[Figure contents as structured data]
........

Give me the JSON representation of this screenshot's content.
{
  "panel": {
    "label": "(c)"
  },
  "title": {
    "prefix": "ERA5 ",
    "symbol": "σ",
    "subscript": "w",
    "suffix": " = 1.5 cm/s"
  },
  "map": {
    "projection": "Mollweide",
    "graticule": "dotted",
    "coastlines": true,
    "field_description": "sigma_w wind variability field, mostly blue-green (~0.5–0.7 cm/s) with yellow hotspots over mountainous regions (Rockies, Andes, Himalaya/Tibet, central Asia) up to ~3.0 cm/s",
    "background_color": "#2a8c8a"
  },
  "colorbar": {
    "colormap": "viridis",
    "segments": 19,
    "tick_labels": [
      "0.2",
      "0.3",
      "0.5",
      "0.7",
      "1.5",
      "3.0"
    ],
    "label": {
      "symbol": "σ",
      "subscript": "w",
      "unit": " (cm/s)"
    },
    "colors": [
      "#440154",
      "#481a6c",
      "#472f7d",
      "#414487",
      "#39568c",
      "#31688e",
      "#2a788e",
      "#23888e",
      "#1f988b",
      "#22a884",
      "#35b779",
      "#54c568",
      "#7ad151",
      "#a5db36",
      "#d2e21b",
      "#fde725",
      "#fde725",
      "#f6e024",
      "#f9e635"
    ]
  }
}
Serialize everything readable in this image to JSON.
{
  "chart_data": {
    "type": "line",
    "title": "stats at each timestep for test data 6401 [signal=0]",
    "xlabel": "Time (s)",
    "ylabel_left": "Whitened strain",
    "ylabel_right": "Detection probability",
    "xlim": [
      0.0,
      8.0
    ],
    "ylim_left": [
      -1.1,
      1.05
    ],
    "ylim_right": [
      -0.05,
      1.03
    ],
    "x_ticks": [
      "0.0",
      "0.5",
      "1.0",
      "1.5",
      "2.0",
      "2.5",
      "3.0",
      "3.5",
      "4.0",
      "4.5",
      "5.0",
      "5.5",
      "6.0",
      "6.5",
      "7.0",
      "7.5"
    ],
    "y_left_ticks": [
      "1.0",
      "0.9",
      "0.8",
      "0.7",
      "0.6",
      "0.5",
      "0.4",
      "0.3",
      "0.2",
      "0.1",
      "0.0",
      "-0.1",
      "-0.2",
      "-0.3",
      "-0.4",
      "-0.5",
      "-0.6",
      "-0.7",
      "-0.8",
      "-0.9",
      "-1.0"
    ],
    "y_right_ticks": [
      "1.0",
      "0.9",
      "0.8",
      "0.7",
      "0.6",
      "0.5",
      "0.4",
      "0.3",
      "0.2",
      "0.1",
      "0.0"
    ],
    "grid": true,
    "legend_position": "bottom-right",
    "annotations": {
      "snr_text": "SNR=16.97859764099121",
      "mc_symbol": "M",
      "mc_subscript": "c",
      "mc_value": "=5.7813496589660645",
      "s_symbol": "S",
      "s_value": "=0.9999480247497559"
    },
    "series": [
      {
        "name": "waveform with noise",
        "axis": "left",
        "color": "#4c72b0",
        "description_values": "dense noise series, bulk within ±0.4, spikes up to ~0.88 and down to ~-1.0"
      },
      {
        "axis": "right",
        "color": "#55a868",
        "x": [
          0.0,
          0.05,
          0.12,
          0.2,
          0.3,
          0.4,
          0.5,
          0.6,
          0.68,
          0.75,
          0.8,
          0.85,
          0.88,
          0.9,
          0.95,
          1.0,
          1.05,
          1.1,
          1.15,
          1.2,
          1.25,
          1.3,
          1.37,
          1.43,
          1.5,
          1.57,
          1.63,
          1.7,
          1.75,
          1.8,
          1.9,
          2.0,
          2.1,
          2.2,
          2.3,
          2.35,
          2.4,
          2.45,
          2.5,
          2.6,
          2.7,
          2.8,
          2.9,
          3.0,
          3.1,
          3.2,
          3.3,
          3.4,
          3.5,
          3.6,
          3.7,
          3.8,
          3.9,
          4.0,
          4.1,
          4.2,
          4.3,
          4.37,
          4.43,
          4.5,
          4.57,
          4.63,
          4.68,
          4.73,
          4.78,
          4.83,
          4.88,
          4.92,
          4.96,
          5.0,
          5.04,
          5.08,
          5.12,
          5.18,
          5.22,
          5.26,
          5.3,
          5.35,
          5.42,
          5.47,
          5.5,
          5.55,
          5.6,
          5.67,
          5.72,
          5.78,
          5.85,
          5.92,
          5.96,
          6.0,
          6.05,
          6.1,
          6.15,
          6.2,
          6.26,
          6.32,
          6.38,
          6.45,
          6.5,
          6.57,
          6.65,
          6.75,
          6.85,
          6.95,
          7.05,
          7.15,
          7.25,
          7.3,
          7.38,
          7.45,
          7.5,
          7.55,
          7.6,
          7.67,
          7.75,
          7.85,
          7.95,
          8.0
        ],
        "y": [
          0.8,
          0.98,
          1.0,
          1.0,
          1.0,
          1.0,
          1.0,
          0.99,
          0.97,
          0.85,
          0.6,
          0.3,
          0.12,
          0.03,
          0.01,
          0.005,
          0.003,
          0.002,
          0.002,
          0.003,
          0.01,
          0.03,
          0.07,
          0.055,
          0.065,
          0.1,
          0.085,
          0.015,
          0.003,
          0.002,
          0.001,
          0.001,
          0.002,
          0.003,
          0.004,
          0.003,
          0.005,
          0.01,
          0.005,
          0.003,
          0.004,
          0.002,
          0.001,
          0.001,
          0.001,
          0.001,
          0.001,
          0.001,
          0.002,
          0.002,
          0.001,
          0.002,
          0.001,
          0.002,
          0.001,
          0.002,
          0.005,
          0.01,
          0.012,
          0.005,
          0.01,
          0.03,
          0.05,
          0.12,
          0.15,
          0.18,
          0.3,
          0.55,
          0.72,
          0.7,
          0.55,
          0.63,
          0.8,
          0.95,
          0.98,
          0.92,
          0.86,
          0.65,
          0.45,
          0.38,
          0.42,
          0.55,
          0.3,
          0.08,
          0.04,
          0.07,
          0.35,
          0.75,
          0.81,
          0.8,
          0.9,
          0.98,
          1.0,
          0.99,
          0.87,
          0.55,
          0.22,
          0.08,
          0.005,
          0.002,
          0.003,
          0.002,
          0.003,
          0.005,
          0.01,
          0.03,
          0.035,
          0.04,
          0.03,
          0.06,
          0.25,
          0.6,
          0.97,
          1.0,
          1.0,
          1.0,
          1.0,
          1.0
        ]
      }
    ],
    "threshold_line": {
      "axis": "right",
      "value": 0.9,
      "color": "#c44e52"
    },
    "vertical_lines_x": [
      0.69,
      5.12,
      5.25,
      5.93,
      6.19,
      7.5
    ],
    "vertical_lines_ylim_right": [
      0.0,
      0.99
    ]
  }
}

........

Repeat the records above exactly.

Give me the JSON representation of this screenshot's content.
{
  "panel": {
    "label": "(c)"
  },
  "title": {
    "prefix": "ERA5 ",
    "symbol": "σ",
    "subscript": "w",
    "suffix": " = 1.5 cm/s"
  },
  "map": {
    "projection": "Mollweide",
    "graticule": "dotted",
    "coastlines": true,
    "field_description": "sigma_w wind variability field, mostly blue-green (~0.5–0.7 cm/s) with yellow hotspots over mountainous regions (Rockies, Andes, Himalaya/Tibet, central Asia) up to ~3.0 cm/s",
    "background_color": "#2a8c8a"
  },
  "colorbar": {
    "colormap": "viridis",
    "segments": 19,
    "tick_labels": [
      "0.2",
      "0.3",
      "0.5",
      "0.7",
      "1.5",
      "3.0"
    ],
    "label": {
      "symbol": "σ",
      "subscript": "w",
      "unit": " (cm/s)"
    },
    "colors": [
      "#440154",
      "#481a6c",
      "#472f7d",
      "#414487",
      "#39568c",
      "#31688e",
      "#2a788e",
      "#23888e",
      "#1f988b",
      "#22a884",
      "#35b779",
      "#54c568",
      "#7ad151",
      "#a5db36",
      "#d2e21b",
      "#fde725",
      "#fde725",
      "#f6e024",
      "#f9e635"
    ]
  }
}
Serialize everything readable in this image to JSON.
{
  "chart_data": {
    "type": "line",
    "title": "stats at each timestep for test data 6401 [signal=0]",
    "xlabel": "Time (s)",
    "ylabel_left": "Whitened strain",
    "ylabel_right": "Detection probability",
    "xlim": [
      0.0,
      8.0
    ],
    "ylim_left": [
      -1.1,
      1.05
    ],
    "ylim_right": [
      -0.05,
      1.03
    ],
    "x_ticks": [
      "0.0",
      "0.5",
      "1.0",
      "1.5",
      "2.0",
      "2.5",
      "3.0",
      "3.5",
      "4.0",
      "4.5",
      "5.0",
      "5.5",
      "6.0",
      "6.5",
      "7.0",
      "7.5"
    ],
    "y_left_ticks": [
      "1.0",
      "0.9",
      "0.8",
      "0.7",
      "0.6",
      "0.5",
      "0.4",
      "0.3",
      "0.2",
      "0.1",
      "0.0",
      "-0.1",
      "-0.2",
      "-0.3",
      "-0.4",
      "-0.5",
      "-0.6",
      "-0.7",
      "-0.8",
      "-0.9",
      "-1.0"
    ],
    "y_right_ticks": [
      "1.0",
      "0.9",
      "0.8",
      "0.7",
      "0.6",
      "0.5",
      "0.4",
      "0.3",
      "0.2",
      "0.1",
      "0.0"
    ],
    "grid": true,
    "legend_position": "bottom-right",
    "annotations": {
      "snr_text": "SNR=16.97859764099121",
      "mc_symbol": "M",
      "mc_subscript": "c",
      "mc_value": "=5.7813496589660645",
      "s_symbol": "S",
      "s_value": "=0.9999480247497559"
    },
    "series": [
      {
        "name": "waveform with noise",
        "axis": "left",
        "color": "#4c72b0",
        "description_values": "dense noise series, bulk within ±0.4, spikes up to ~0.88 and down to ~-1.0"
      },
      {
        "axis": "right",
        "color": "#55a868",
        "x": [
          0.0,
          0.05,
          0.12,
          0.2,
          0.3,
          0.4,
          0.5,
          0.6,
          0.68,
          0.75,
          0.8,
          0.85,
          0.88,
          0.9,
          0.95,
          1.0,
          1.05,
          1.1,
          1.15,
          1.2,
          1.25,
          1.3,
          1.37,
          1.43,
          1.5,
          1.57,
          1.63,
          1.7,
          1.75,
          1.8,
          1.9,
          2.0,
          2.1,
          2.2,
          2.3,
          2.35,
          2.4,
          2.45,
          2.5,
          2.6,
          2.7,
          2.8,
          2.9,
          3.0,
          3.1,
          3.2,
          3.3,
          3.4,
          3.5,
          3.6,
          3.7,
          3.8,
          3.9,
          4.0,
          4.1,
          4.2,
          4.3,
          4.37,
          4.43,
          4.5,
          4.57,
          4.63,
          4.68,
          4.73,
          4.78,
          4.83,
          4.88,
          4.92,
          4.96,
          5.0,
          5.04,
          5.08,
          5.12,
          5.18,
          5.22,
          5.26,
          5.3,
          5.35,
          5.42,
          5.47,
          5.5,
          5.55,
          5.6,
          5.67,
          5.72,
          5.78,
          5.85,
          5.92,
          5.96,
          6.0,
          6.05,
          6.1,
          6.15,
          6.2,
          6.26,
          6.32,
          6.38,
          6.45,
          6.5,
          6.57,
          6.65,
          6.75,
          6.85,
          6.95,
          7.05,
          7.15,
          7.25,
          7.3,
          7.38,
          7.45,
          7.5,
          7.55,
          7.6,
          7.67,
          7.75,
          7.85,
          7.95,
          8.0
        ],
        "y": [
          0.8,
          0.98,
          1.0,
          1.0,
          1.0,
          1.0,
          1.0,
          0.99,
          0.97,
          0.85,
          0.6,
          0.3,
          0.12,
          0.03,
          0.01,
          0.005,
          0.003,
          0.002,
          0.002,
          0.003,
          0.01,
          0.03,
          0.07,
          0.055,
          0.065,
          0.1,
          0.085,
          0.015,
          0.003,
          0.002,
          0.001,
          0.001,
          0.002,
          0.003,
          0.004,
          0.003,
          0.005,
          0.01,
          0.005,
          0.003,
          0.004,
          0.002,
          0.001,
          0.001,
          0.001,
          0.001,
          0.001,
          0.001,
          0.002,
          0.002,
          0.001,
          0.002,
          0.001,
          0.002,
          0.001,
          0.002,
          0.005,
          0.01,
          0.012,
          0.005,
          0.01,
          0.03,
          0.05,
          0.12,
          0.15,
          0.18,
          0.3,
          0.55,
          0.72,
          0.7,
          0.55,
          0.63,
          0.8,
          0.95,
          0.98,
          0.92,
          0.86,
          0.65,
          0.45,
          0.38,
          0.42,
          0.55,
          0.3,
          0.08,
          0.04,
          0.07,
          0.35,
          0.75,
          0.81,
          0.8,
          0.9,
          0.98,
          1.0,
          0.99,
          0.87,
          0.55,
          0.22,
          0.08,
          0.005,
          0.002,
          0.003,
          0.002,
          0.003,
          0.005,
          0.01,
          0.03,
          0.035,
          0.04,
          0.03,
          0.06,
          0.25,
          0.6,
          0.97,
          1.0,
          1.0,
          1.0,
          1.0,
          1.0
        ]
      }
    ],
    "threshold_line": {
      "axis": "right",
      "value": 0.9,
      "color": "#c44e52"
    },
    "vertical_lines_x": [
      0.69,
      5.12,
      5.25,
      5.93,
      6.19,
      7.5
    ],
    "vertical_lines_ylim_right": [
      0.0,
      0.99
    ]
  }
}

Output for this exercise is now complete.